* [WHAT IS REQUIRED]: Every line below that contains "Technology" is to be copied.

## Begin STORED RECORDS

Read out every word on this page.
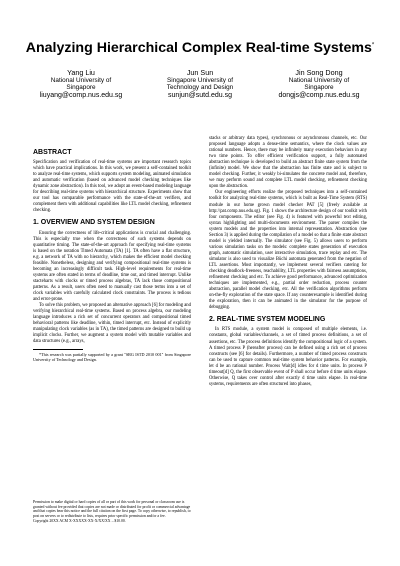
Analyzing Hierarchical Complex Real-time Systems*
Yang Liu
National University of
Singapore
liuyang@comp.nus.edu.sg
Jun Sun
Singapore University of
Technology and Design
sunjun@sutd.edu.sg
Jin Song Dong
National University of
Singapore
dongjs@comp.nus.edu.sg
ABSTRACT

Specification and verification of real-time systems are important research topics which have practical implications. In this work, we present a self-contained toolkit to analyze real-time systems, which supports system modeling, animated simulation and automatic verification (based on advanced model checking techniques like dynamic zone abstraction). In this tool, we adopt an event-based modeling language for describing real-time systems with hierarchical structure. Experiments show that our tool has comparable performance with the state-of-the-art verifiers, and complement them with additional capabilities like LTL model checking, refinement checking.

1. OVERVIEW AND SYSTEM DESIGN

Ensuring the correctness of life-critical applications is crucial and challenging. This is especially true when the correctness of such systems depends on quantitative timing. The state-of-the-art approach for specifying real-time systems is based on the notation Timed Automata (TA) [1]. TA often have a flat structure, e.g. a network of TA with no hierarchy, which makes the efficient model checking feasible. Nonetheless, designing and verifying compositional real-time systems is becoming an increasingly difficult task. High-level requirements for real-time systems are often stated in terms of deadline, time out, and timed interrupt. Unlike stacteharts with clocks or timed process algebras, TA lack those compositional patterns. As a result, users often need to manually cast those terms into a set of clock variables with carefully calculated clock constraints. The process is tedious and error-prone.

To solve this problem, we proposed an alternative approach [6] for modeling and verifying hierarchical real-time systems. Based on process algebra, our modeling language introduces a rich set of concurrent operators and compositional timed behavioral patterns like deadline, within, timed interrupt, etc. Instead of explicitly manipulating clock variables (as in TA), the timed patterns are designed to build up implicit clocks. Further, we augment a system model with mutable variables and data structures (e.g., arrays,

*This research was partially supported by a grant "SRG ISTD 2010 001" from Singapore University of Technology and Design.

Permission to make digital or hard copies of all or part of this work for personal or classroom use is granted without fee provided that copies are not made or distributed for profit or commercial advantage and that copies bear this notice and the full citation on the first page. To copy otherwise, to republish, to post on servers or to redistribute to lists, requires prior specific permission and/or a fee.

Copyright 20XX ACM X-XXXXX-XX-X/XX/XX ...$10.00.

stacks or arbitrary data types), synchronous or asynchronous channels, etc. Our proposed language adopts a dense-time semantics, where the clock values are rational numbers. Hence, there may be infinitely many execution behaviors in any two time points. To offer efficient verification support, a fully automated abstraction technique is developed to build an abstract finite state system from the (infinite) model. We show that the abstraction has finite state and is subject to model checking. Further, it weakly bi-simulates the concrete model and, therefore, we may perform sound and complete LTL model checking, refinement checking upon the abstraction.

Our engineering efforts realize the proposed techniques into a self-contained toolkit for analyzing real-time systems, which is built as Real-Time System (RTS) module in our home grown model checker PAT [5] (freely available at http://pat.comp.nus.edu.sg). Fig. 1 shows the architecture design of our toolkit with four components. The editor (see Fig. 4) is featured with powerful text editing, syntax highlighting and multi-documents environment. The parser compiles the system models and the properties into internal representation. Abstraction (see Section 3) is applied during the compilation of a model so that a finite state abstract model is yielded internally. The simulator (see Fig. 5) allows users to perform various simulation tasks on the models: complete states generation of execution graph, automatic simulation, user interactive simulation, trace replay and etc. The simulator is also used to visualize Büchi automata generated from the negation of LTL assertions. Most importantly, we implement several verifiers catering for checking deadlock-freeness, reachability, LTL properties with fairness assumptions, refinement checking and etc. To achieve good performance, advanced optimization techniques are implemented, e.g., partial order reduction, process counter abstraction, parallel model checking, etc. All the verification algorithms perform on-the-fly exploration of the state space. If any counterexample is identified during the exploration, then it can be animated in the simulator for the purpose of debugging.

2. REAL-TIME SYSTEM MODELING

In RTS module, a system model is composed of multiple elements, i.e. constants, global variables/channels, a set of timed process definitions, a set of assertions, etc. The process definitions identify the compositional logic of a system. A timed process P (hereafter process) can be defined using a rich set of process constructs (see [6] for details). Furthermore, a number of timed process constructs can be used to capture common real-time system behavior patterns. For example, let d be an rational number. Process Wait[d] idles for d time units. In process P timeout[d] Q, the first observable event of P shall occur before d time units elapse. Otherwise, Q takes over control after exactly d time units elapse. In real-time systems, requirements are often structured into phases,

## End STORED RECORDS

* [EXERCISE RESPONSE]:
Technology and Design
*This research was partially supported by a grant "SRG ISTD 2010 001" from Singapore University of Technology and Design.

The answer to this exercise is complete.